**GIVEN INSTRUCTION:** Filter these entries so that only lines with the word "HEMT" remain.

──────── TASK INPUT

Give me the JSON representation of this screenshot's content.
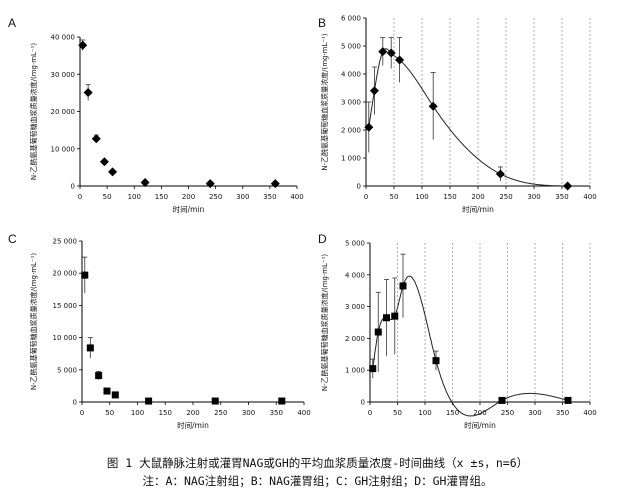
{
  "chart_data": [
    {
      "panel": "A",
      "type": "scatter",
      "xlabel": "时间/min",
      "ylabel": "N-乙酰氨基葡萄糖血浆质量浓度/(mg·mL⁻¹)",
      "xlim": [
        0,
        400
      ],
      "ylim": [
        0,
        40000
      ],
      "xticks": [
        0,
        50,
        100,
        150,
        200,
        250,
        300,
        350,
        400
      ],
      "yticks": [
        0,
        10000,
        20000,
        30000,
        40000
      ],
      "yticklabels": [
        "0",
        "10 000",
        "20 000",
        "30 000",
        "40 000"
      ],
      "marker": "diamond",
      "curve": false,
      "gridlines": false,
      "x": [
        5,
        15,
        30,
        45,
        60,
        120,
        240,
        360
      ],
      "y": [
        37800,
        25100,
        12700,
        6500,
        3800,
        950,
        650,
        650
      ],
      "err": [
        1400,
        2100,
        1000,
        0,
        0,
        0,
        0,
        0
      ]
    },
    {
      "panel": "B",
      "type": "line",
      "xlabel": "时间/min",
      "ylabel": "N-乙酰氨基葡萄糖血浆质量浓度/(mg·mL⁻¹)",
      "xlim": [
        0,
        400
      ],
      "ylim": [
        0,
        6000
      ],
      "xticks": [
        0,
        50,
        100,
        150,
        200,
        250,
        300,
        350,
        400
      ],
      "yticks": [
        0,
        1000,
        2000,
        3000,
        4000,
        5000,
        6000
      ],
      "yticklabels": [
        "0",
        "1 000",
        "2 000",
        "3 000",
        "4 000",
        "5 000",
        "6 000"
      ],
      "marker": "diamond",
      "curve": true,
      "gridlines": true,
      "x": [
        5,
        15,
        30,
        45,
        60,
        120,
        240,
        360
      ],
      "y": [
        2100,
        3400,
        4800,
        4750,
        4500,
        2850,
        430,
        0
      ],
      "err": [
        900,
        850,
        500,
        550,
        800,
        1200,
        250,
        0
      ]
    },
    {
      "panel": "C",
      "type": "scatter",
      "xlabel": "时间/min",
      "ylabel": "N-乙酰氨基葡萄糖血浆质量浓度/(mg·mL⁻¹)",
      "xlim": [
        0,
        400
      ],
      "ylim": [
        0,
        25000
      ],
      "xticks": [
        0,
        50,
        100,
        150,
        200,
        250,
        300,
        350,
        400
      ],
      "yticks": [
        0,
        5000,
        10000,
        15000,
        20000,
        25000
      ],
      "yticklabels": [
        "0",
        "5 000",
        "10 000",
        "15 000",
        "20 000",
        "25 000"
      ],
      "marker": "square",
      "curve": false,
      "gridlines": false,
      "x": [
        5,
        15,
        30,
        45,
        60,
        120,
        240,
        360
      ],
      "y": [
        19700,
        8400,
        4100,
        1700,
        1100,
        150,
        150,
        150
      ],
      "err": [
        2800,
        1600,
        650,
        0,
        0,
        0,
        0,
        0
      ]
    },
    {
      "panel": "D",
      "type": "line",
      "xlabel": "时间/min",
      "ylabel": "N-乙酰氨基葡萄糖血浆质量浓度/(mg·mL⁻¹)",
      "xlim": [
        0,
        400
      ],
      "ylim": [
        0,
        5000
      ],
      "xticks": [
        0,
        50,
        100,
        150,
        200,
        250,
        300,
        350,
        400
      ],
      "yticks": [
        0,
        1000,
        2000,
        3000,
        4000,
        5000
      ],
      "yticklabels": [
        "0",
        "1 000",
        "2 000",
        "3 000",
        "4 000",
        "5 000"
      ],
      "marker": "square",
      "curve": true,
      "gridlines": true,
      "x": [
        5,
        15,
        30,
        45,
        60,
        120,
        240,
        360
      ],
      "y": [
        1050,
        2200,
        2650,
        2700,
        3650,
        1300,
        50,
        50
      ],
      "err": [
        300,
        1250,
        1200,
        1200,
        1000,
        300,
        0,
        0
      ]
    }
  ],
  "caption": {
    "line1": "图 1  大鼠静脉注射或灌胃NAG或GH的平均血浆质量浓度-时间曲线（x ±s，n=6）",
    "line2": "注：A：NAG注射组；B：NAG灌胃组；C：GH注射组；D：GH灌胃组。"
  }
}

────────────────
──────── TASK INPUT

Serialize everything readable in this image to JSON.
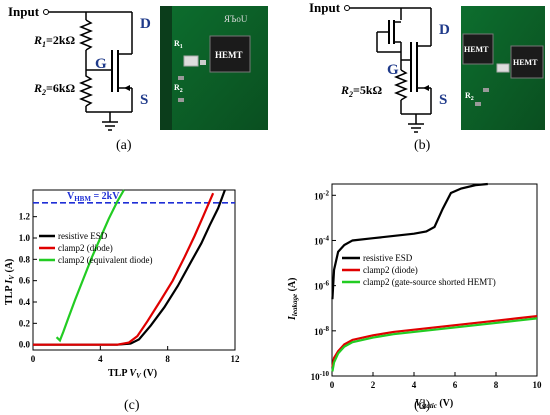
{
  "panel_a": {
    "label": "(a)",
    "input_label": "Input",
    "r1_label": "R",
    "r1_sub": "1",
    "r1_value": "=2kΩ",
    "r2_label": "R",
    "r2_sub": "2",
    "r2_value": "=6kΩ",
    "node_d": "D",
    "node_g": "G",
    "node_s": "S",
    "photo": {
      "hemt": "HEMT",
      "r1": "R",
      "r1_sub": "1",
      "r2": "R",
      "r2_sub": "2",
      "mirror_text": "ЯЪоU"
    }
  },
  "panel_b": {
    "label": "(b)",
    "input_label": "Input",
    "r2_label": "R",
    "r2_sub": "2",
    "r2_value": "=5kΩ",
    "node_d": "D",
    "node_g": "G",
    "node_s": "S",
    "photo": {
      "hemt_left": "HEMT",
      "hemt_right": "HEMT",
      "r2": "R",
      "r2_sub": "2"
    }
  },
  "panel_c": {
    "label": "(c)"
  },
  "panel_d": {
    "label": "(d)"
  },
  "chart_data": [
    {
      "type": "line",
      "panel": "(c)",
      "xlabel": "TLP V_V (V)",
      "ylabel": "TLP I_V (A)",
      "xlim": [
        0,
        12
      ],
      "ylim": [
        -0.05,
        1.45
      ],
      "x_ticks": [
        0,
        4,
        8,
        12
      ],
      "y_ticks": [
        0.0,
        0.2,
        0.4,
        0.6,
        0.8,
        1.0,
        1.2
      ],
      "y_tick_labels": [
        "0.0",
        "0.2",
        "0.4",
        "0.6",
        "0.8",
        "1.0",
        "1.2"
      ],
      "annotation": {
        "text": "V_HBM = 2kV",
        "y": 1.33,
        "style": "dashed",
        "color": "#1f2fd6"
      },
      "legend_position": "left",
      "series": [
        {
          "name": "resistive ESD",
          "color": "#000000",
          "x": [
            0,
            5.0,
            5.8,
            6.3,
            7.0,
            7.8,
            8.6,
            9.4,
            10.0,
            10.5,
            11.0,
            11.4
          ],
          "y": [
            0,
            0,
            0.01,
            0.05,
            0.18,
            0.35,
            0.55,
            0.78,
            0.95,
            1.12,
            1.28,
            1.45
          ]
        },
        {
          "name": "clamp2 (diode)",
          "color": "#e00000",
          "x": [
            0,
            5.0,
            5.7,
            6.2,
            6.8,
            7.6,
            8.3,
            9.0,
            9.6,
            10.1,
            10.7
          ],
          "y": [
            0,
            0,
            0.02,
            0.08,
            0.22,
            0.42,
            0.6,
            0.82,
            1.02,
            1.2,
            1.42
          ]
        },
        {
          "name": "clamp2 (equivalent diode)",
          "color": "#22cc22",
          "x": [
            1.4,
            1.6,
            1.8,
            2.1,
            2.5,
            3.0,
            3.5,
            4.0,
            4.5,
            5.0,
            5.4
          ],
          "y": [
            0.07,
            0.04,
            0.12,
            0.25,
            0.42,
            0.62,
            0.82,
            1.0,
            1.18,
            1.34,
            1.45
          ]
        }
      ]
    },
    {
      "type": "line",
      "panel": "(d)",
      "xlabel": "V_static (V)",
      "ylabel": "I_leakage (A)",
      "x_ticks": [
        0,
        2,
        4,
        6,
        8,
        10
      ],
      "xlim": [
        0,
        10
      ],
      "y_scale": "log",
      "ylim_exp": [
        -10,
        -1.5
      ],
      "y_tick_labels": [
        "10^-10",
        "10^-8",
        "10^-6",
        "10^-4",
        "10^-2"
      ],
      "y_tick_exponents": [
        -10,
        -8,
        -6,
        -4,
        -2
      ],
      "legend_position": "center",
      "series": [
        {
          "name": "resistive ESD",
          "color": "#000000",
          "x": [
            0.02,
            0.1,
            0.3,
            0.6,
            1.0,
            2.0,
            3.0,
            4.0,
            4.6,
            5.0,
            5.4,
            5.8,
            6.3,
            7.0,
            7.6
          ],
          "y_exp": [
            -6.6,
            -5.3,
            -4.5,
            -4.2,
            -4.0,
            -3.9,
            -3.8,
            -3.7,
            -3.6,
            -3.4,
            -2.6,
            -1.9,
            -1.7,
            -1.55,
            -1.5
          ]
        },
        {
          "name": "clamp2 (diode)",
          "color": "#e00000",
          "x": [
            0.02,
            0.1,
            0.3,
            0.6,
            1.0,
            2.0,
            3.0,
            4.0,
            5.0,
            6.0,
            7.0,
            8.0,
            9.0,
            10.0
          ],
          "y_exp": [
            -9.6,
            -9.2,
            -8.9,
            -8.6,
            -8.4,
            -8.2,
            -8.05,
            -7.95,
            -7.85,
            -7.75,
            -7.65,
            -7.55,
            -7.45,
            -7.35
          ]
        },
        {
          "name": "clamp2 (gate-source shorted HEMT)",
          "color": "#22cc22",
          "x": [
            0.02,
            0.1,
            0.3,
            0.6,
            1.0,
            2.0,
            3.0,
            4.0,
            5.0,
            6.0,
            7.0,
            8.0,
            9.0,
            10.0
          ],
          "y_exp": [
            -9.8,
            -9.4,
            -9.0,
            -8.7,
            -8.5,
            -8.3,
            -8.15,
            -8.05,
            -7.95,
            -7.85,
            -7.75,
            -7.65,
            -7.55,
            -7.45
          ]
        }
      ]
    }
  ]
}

────────────────
──────── TASK INPUT

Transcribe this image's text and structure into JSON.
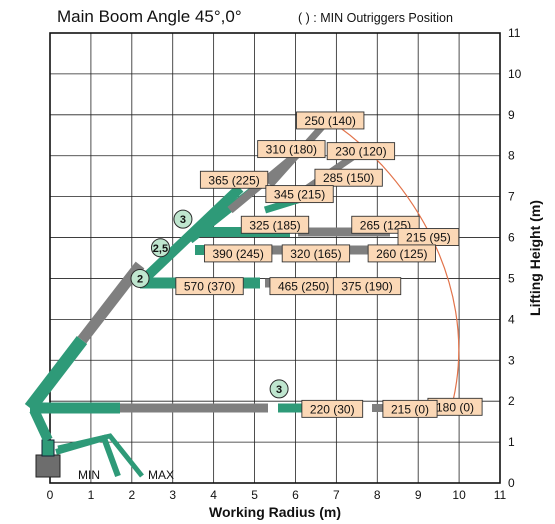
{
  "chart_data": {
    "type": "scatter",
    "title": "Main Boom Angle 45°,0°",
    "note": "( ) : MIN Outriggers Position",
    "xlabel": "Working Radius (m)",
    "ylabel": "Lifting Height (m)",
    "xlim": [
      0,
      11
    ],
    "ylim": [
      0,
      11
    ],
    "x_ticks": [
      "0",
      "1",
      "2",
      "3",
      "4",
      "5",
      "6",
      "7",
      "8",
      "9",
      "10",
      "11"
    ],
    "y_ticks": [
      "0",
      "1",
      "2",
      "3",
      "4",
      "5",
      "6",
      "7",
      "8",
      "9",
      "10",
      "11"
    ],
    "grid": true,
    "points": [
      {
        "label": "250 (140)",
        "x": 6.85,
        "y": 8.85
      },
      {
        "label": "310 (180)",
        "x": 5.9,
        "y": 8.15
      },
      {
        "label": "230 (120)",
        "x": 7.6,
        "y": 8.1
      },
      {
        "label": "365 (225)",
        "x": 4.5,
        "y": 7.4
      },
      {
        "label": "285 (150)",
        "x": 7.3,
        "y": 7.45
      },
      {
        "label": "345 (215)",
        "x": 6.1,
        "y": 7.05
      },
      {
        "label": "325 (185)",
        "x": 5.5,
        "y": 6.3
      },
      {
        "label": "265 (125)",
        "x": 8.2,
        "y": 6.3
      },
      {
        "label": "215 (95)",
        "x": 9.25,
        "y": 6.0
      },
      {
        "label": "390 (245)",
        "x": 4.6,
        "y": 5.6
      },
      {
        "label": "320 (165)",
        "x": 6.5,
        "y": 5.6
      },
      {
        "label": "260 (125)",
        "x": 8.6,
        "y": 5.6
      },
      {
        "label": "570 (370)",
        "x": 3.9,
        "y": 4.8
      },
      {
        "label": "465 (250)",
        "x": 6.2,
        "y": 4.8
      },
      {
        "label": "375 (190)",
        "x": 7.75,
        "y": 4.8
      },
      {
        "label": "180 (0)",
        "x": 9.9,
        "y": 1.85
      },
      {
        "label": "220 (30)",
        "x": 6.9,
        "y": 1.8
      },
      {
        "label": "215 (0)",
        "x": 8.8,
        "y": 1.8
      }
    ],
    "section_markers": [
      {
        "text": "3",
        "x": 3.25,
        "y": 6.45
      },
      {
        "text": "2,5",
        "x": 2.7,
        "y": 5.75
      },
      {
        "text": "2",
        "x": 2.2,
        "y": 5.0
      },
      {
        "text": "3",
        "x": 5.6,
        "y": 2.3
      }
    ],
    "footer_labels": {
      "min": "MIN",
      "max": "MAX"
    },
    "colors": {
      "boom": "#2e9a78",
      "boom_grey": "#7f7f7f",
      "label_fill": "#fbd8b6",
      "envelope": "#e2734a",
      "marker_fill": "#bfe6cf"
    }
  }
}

────────────────

**OUTPUT OF THE EXERCISE:**
      "hemt": "HEMT",
      "hemt_left": "HEMT",
      "hemt_right": "HEMT",
          "name": "clamp2 (gate-source shorted HEMT)",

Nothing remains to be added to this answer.